Objective:
Pick out each line with the word "left" from the material that follows.

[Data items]
## Begin
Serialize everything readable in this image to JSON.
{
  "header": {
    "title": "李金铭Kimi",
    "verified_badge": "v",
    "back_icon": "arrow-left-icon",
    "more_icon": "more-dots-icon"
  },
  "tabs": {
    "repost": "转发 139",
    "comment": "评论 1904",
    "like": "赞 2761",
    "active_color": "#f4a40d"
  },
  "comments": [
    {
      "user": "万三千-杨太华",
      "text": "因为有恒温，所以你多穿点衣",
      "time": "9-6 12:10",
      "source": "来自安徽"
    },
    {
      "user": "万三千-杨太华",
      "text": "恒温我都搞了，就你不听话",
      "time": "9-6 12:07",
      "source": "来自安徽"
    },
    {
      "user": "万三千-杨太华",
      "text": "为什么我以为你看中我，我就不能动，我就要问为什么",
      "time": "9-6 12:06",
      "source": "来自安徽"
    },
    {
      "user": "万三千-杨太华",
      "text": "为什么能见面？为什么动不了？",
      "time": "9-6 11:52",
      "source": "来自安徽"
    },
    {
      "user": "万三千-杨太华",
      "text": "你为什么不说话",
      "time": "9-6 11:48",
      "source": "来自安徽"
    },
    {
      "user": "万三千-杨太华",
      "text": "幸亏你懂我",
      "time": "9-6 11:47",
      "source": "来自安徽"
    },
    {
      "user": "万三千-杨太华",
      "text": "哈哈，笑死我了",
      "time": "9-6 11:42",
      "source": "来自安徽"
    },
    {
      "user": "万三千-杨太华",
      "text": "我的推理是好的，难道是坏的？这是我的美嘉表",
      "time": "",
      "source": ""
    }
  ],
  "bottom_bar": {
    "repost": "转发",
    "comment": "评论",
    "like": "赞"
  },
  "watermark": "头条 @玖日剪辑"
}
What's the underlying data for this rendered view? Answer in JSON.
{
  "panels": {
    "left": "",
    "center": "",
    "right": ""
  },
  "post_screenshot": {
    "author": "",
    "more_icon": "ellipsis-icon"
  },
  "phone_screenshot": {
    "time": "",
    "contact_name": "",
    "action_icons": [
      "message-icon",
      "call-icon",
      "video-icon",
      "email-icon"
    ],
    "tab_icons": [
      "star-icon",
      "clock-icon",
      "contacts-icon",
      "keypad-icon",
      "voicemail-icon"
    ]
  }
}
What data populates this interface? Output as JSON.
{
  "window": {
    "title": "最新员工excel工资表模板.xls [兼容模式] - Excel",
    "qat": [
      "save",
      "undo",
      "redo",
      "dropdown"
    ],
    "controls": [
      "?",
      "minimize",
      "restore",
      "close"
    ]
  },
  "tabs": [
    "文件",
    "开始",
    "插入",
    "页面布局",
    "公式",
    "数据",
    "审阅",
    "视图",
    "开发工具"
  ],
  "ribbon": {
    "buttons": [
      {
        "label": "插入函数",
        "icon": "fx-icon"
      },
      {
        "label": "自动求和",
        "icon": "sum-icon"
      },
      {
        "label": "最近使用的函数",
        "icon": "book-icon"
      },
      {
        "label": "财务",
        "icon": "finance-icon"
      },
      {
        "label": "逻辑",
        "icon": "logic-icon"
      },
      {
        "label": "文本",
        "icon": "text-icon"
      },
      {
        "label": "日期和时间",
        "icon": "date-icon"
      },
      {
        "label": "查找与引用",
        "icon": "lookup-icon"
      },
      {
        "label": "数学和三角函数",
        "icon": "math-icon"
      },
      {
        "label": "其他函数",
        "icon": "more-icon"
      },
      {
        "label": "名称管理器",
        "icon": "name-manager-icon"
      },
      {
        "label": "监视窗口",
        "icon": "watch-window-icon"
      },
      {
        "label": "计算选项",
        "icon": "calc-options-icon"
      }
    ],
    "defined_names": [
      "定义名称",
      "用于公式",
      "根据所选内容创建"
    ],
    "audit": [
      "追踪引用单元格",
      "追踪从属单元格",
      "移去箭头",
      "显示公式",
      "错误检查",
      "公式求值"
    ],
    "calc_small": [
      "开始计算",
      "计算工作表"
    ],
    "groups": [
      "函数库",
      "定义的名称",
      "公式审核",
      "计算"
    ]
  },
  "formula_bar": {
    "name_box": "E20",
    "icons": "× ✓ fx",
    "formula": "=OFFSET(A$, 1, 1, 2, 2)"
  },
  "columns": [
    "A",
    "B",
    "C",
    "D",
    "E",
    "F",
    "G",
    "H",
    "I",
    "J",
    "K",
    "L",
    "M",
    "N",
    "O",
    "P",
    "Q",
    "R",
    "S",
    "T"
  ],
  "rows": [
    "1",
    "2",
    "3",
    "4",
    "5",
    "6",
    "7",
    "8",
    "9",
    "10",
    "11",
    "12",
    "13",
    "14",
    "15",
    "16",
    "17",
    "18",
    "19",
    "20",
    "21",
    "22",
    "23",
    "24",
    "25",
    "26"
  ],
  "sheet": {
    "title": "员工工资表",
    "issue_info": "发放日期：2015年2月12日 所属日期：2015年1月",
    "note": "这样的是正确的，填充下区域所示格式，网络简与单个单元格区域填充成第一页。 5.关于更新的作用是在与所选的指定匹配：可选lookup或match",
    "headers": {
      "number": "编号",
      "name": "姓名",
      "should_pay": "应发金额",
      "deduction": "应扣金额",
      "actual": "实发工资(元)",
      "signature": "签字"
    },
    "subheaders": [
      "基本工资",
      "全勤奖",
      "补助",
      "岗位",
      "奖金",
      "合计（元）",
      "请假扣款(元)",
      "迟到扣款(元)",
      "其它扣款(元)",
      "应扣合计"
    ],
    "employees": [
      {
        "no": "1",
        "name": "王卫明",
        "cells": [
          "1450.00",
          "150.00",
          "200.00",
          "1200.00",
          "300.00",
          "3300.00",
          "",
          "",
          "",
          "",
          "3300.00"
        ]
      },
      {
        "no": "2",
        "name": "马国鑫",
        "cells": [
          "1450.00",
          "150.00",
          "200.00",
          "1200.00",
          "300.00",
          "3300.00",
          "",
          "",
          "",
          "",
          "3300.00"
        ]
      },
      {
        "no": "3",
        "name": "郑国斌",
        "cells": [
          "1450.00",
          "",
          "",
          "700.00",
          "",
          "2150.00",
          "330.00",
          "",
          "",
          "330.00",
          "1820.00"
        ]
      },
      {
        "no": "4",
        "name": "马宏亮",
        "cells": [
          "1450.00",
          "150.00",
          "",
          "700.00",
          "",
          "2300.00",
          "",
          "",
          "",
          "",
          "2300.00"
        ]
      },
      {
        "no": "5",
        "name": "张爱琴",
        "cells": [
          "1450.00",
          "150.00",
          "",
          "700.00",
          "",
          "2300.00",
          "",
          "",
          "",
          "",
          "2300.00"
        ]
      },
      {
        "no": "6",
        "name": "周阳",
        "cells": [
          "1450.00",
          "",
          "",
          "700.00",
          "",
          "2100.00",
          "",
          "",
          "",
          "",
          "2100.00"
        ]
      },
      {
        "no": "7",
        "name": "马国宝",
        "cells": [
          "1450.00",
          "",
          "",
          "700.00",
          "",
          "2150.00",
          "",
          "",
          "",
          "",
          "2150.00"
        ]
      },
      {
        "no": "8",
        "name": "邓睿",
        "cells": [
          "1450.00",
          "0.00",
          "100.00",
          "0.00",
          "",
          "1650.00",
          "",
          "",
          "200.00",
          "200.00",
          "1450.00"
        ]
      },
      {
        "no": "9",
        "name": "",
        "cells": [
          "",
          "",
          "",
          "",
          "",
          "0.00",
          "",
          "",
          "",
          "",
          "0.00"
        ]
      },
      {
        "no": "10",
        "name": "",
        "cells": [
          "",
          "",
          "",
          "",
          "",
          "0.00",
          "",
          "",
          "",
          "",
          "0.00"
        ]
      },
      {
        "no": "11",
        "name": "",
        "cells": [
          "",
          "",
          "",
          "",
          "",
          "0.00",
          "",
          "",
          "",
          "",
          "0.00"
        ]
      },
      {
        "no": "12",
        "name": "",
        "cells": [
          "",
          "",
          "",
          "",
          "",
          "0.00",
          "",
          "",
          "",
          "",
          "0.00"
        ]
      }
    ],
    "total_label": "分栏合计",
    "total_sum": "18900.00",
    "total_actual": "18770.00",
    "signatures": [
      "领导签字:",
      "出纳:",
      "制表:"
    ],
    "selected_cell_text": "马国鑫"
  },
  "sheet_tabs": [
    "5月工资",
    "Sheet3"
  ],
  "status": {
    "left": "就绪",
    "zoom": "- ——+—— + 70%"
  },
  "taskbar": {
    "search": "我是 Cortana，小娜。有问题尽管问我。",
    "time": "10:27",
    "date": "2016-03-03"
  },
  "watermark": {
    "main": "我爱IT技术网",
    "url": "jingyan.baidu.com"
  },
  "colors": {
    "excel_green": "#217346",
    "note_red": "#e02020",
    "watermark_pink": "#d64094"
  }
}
## End
Solution:
    "back_icon": "arrow-left-icon",
    "left": "",
    "left": "就绪",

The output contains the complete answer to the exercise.